* **WHAT YOU ARE ASKED TO DO**:
The records below must be retyped exactly.

* **GIVEN INFORMATION**:
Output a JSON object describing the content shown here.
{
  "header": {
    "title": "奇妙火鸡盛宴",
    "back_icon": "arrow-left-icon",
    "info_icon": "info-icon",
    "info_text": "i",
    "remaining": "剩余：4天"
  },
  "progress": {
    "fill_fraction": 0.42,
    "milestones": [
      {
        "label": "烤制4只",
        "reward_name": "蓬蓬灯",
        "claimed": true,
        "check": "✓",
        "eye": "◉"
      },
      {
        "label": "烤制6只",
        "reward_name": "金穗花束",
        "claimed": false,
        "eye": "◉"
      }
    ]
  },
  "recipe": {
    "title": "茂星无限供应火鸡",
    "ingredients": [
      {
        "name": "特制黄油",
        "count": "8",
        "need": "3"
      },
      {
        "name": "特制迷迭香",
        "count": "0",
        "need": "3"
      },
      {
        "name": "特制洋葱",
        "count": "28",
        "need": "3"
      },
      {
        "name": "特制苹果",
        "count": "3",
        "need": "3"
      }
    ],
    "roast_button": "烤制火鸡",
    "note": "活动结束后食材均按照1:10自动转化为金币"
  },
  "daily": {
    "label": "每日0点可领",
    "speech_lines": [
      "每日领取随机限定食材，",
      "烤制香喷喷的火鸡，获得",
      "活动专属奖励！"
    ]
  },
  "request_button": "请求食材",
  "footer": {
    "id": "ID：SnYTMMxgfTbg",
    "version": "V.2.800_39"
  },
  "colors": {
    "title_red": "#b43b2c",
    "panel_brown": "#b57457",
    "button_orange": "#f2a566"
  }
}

* **ANSWER TO THIS TASK**:
Output a JSON object describing the content shown here.
{
  "header": {
    "title": "奇妙火鸡盛宴",
    "back_icon": "arrow-left-icon",
    "info_icon": "info-icon",
    "info_text": "i",
    "remaining": "剩余：4天"
  },
  "progress": {
    "fill_fraction": 0.42,
    "milestones": [
      {
        "label": "烤制4只",
        "reward_name": "蓬蓬灯",
        "claimed": true,
        "check": "✓",
        "eye": "◉"
      },
      {
        "label": "烤制6只",
        "reward_name": "金穗花束",
        "claimed": false,
        "eye": "◉"
      }
    ]
  },
  "recipe": {
    "title": "茂星无限供应火鸡",
    "ingredients": [
      {
        "name": "特制黄油",
        "count": "8",
        "need": "3"
      },
      {
        "name": "特制迷迭香",
        "count": "0",
        "need": "3"
      },
      {
        "name": "特制洋葱",
        "count": "28",
        "need": "3"
      },
      {
        "name": "特制苹果",
        "count": "3",
        "need": "3"
      }
    ],
    "roast_button": "烤制火鸡",
    "note": "活动结束后食材均按照1:10自动转化为金币"
  },
  "daily": {
    "label": "每日0点可领",
    "speech_lines": [
      "每日领取随机限定食材，",
      "烤制香喷喷的火鸡，获得",
      "活动专属奖励！"
    ]
  },
  "request_button": "请求食材",
  "footer": {
    "id": "ID：SnYTMMxgfTbg",
    "version": "V.2.800_39"
  },
  "colors": {
    "title_red": "#b43b2c",
    "panel_brown": "#b57457",
    "button_orange": "#f2a566"
  }
}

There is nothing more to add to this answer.